> **WHAT THIS TASK INVOLVES**: Without the pictures, print each of the records below exactly as it appears.

> **Dataset records**:
------------

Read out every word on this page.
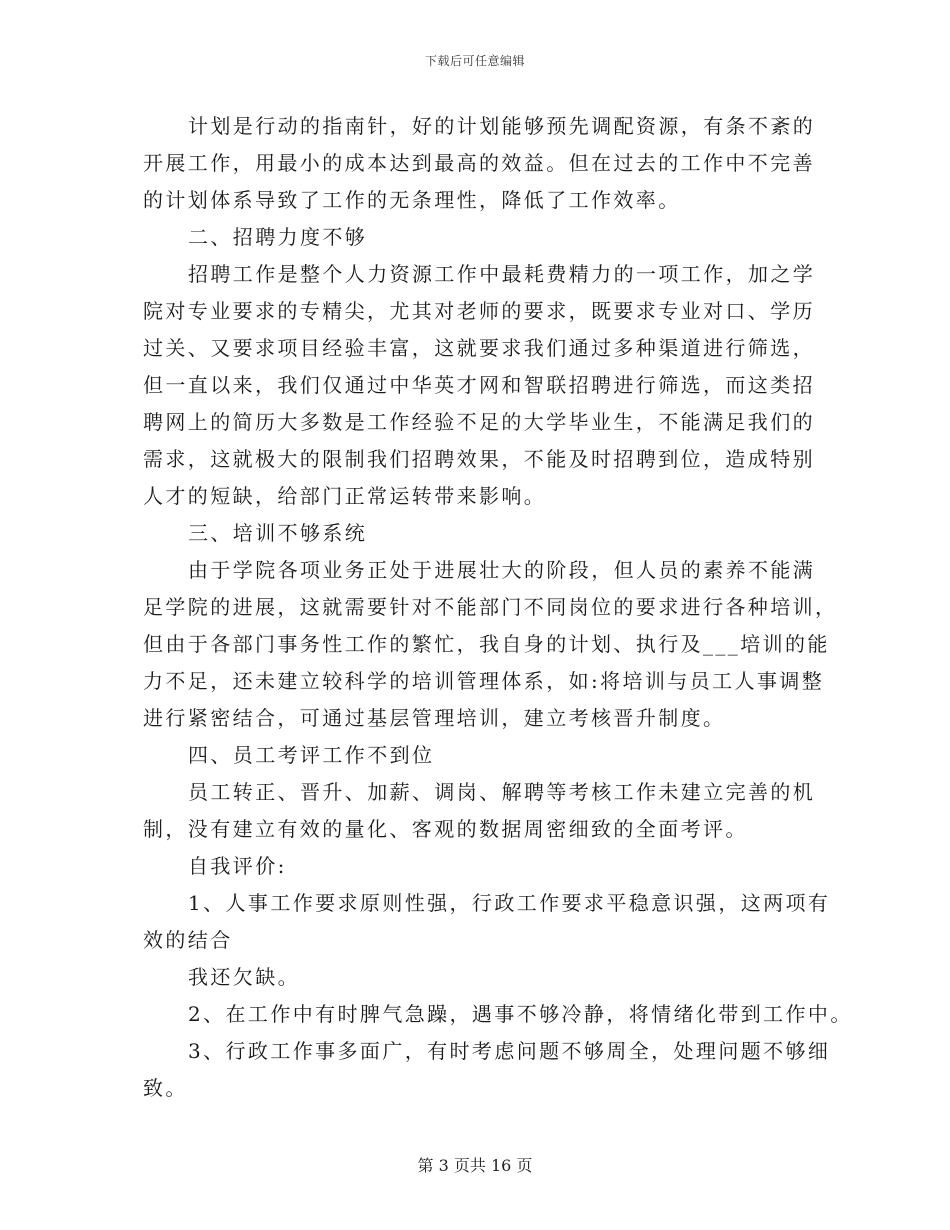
下载后可任意编辑
计划是行动的指南针，好的计划能够预先调配资源，有条不紊的
开展工作，用最小的成本达到最高的效益。但在过去的工作中不完善
的计划体系导致了工作的无条理性，降低了工作效率。
二、招聘力度不够
招聘工作是整个人力资源工作中最耗费精力的一项工作，加之学
院对专业要求的专精尖，尤其对老师的要求，既要求专业对口、学历
过关、又要求项目经验丰富，这就要求我们通过多种渠道进行筛选，
但一直以来，我们仅通过中华英才网和智联招聘进行筛选，而这类招
聘网上的简历大多数是工作经验不足的大学毕业生，不能满足我们的
需求，这就极大的限制我们招聘效果，不能及时招聘到位，造成特别
人才的短缺，给部门正常运转带来影响。
三、培训不够系统
由于学院各项业务正处于进展壮大的阶段，但人员的素养不能满
足学院的进展，这就需要针对不能部门不同岗位的要求进行各种培训，
但由于各部门事务性工作的繁忙，我自身的计划、执行及___培训的能
力不足，还未建立较科学的培训管理体系，如:将培训与员工人事调整
进行紧密结合，可通过基层管理培训，建立考核晋升制度。
四、员工考评工作不到位
员工转正、晋升、加薪、调岗、解聘等考核工作未建立完善的机
制，没有建立有效的量化、客观的数据周密细致的全面考评。
自我评价:
1、人事工作要求原则性强，行政工作要求平稳意识强，这两项有
效的结合
我还欠缺。
2、在工作中有时脾气急躁，遇事不够冷静，将情绪化带到工作中。
3、行政工作事多面广，有时考虑问题不够周全，处理问题不够细
致。
第 3 页共 16 页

------------

> **FINISHED EXERCISE**:
Read out every word on this page.
下载后可任意编辑
计划是行动的指南针，好的计划能够预先调配资源，有条不紊的
开展工作，用最小的成本达到最高的效益。但在过去的工作中不完善
的计划体系导致了工作的无条理性，降低了工作效率。
二、招聘力度不够
招聘工作是整个人力资源工作中最耗费精力的一项工作，加之学
院对专业要求的专精尖，尤其对老师的要求，既要求专业对口、学历
过关、又要求项目经验丰富，这就要求我们通过多种渠道进行筛选，
但一直以来，我们仅通过中华英才网和智联招聘进行筛选，而这类招
聘网上的简历大多数是工作经验不足的大学毕业生，不能满足我们的
需求，这就极大的限制我们招聘效果，不能及时招聘到位，造成特别
人才的短缺，给部门正常运转带来影响。
三、培训不够系统
由于学院各项业务正处于进展壮大的阶段，但人员的素养不能满
足学院的进展，这就需要针对不能部门不同岗位的要求进行各种培训，
但由于各部门事务性工作的繁忙，我自身的计划、执行及___培训的能
力不足，还未建立较科学的培训管理体系，如:将培训与员工人事调整
进行紧密结合，可通过基层管理培训，建立考核晋升制度。
四、员工考评工作不到位
员工转正、晋升、加薪、调岗、解聘等考核工作未建立完善的机
制，没有建立有效的量化、客观的数据周密细致的全面考评。
自我评价:
1、人事工作要求原则性强，行政工作要求平稳意识强，这两项有
效的结合
我还欠缺。
2、在工作中有时脾气急躁，遇事不够冷静，将情绪化带到工作中。
3、行政工作事多面广，有时考虑问题不够周全，处理问题不够细
致。
第 3 页共 16 页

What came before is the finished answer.